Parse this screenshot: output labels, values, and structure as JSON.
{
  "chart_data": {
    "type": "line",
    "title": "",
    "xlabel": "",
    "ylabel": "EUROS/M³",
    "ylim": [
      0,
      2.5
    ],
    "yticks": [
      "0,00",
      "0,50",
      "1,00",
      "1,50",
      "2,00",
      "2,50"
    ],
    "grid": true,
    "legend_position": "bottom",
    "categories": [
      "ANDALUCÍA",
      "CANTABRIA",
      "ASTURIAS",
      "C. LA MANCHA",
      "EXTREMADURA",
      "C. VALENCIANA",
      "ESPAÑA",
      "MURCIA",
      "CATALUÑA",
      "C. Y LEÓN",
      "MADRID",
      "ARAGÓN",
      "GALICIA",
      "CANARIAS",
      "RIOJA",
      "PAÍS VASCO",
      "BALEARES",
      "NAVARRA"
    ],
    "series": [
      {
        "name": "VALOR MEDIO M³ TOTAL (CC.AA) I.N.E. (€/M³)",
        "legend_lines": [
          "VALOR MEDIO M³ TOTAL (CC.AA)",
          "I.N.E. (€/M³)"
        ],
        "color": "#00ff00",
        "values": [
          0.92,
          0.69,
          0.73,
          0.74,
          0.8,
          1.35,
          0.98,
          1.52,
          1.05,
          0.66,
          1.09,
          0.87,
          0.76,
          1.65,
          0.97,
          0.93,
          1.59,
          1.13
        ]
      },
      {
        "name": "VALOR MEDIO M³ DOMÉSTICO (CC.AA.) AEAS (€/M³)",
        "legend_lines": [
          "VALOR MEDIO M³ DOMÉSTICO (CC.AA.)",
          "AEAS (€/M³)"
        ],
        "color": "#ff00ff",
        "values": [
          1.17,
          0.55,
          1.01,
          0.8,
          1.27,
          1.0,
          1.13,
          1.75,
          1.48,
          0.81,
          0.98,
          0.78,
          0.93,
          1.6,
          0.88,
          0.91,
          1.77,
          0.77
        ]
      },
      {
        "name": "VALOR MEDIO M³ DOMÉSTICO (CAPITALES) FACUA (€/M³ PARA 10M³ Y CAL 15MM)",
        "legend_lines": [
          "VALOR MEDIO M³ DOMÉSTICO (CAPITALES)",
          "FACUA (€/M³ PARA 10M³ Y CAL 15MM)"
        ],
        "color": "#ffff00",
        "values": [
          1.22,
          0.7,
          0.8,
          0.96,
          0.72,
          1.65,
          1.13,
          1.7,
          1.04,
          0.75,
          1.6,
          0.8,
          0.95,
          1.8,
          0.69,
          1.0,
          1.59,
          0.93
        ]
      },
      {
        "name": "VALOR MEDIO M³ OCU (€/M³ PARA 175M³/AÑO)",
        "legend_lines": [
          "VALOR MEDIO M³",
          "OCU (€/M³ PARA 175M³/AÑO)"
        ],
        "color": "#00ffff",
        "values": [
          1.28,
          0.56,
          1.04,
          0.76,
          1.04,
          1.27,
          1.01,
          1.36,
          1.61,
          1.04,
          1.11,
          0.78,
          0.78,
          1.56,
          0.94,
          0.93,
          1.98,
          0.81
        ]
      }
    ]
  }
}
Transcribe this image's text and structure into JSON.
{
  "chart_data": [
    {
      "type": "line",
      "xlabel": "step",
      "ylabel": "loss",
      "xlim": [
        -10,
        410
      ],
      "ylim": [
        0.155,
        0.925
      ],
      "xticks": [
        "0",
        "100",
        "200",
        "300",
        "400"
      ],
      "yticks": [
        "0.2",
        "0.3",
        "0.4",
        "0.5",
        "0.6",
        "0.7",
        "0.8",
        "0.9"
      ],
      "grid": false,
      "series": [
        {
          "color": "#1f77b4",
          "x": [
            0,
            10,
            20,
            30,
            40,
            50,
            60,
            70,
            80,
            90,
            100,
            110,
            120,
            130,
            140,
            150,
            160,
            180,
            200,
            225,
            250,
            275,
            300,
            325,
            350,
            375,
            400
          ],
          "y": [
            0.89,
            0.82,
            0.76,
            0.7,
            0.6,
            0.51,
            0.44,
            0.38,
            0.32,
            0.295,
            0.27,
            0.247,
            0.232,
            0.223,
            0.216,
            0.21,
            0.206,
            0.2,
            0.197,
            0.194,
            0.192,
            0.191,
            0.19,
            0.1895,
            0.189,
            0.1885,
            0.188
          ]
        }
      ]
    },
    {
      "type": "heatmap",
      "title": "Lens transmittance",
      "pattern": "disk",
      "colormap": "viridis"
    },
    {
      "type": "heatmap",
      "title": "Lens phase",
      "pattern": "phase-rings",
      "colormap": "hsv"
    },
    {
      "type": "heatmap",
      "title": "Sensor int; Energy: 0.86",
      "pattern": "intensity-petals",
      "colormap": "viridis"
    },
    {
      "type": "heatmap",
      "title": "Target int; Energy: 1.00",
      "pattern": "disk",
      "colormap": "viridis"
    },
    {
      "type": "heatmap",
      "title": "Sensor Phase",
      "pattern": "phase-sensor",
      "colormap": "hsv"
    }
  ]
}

+++++

### Exercise goal
Give back all the data exactly as written.

### Task answer
Parse this screenshot: output labels, values, and structure as JSON.
{
  "chart_data": {
    "type": "line",
    "title": "",
    "xlabel": "",
    "ylabel": "EUROS/M³",
    "ylim": [
      0,
      2.5
    ],
    "yticks": [
      "0,00",
      "0,50",
      "1,00",
      "1,50",
      "2,00",
      "2,50"
    ],
    "grid": true,
    "legend_position": "bottom",
    "categories": [
      "ANDALUCÍA",
      "CANTABRIA",
      "ASTURIAS",
      "C. LA MANCHA",
      "EXTREMADURA",
      "C. VALENCIANA",
      "ESPAÑA",
      "MURCIA",
      "CATALUÑA",
      "C. Y LEÓN",
      "MADRID",
      "ARAGÓN",
      "GALICIA",
      "CANARIAS",
      "RIOJA",
      "PAÍS VASCO",
      "BALEARES",
      "NAVARRA"
    ],
    "series": [
      {
        "name": "VALOR MEDIO M³ TOTAL (CC.AA) I.N.E. (€/M³)",
        "legend_lines": [
          "VALOR MEDIO M³ TOTAL (CC.AA)",
          "I.N.E. (€/M³)"
        ],
        "color": "#00ff00",
        "values": [
          0.92,
          0.69,
          0.73,
          0.74,
          0.8,
          1.35,
          0.98,
          1.52,
          1.05,
          0.66,
          1.09,
          0.87,
          0.76,
          1.65,
          0.97,
          0.93,
          1.59,
          1.13
        ]
      },
      {
        "name": "VALOR MEDIO M³ DOMÉSTICO (CC.AA.) AEAS (€/M³)",
        "legend_lines": [
          "VALOR MEDIO M³ DOMÉSTICO (CC.AA.)",
          "AEAS (€/M³)"
        ],
        "color": "#ff00ff",
        "values": [
          1.17,
          0.55,
          1.01,
          0.8,
          1.27,
          1.0,
          1.13,
          1.75,
          1.48,
          0.81,
          0.98,
          0.78,
          0.93,
          1.6,
          0.88,
          0.91,
          1.77,
          0.77
        ]
      },
      {
        "name": "VALOR MEDIO M³ DOMÉSTICO (CAPITALES) FACUA (€/M³ PARA 10M³ Y CAL 15MM)",
        "legend_lines": [
          "VALOR MEDIO M³ DOMÉSTICO (CAPITALES)",
          "FACUA (€/M³ PARA 10M³ Y CAL 15MM)"
        ],
        "color": "#ffff00",
        "values": [
          1.22,
          0.7,
          0.8,
          0.96,
          0.72,
          1.65,
          1.13,
          1.7,
          1.04,
          0.75,
          1.6,
          0.8,
          0.95,
          1.8,
          0.69,
          1.0,
          1.59,
          0.93
        ]
      },
      {
        "name": "VALOR MEDIO M³ OCU (€/M³ PARA 175M³/AÑO)",
        "legend_lines": [
          "VALOR MEDIO M³",
          "OCU (€/M³ PARA 175M³/AÑO)"
        ],
        "color": "#00ffff",
        "values": [
          1.28,
          0.56,
          1.04,
          0.76,
          1.04,
          1.27,
          1.01,
          1.36,
          1.61,
          1.04,
          1.11,
          0.78,
          0.78,
          1.56,
          0.94,
          0.93,
          1.98,
          0.81
        ]
      }
    ]
  }
}
Transcribe this image's text and structure into JSON.
{
  "chart_data": [
    {
      "type": "line",
      "xlabel": "step",
      "ylabel": "loss",
      "xlim": [
        -10,
        410
      ],
      "ylim": [
        0.155,
        0.925
      ],
      "xticks": [
        "0",
        "100",
        "200",
        "300",
        "400"
      ],
      "yticks": [
        "0.2",
        "0.3",
        "0.4",
        "0.5",
        "0.6",
        "0.7",
        "0.8",
        "0.9"
      ],
      "grid": false,
      "series": [
        {
          "color": "#1f77b4",
          "x": [
            0,
            10,
            20,
            30,
            40,
            50,
            60,
            70,
            80,
            90,
            100,
            110,
            120,
            130,
            140,
            150,
            160,
            180,
            200,
            225,
            250,
            275,
            300,
            325,
            350,
            375,
            400
          ],
          "y": [
            0.89,
            0.82,
            0.76,
            0.7,
            0.6,
            0.51,
            0.44,
            0.38,
            0.32,
            0.295,
            0.27,
            0.247,
            0.232,
            0.223,
            0.216,
            0.21,
            0.206,
            0.2,
            0.197,
            0.194,
            0.192,
            0.191,
            0.19,
            0.1895,
            0.189,
            0.1885,
            0.188
          ]
        }
      ]
    },
    {
      "type": "heatmap",
      "title": "Lens transmittance",
      "pattern": "disk",
      "colormap": "viridis"
    },
    {
      "type": "heatmap",
      "title": "Lens phase",
      "pattern": "phase-rings",
      "colormap": "hsv"
    },
    {
      "type": "heatmap",
      "title": "Sensor int; Energy: 0.86",
      "pattern": "intensity-petals",
      "colormap": "viridis"
    },
    {
      "type": "heatmap",
      "title": "Target int; Energy: 1.00",
      "pattern": "disk",
      "colormap": "viridis"
    },
    {
      "type": "heatmap",
      "title": "Sensor Phase",
      "pattern": "phase-sensor",
      "colormap": "hsv"
    }
  ]
}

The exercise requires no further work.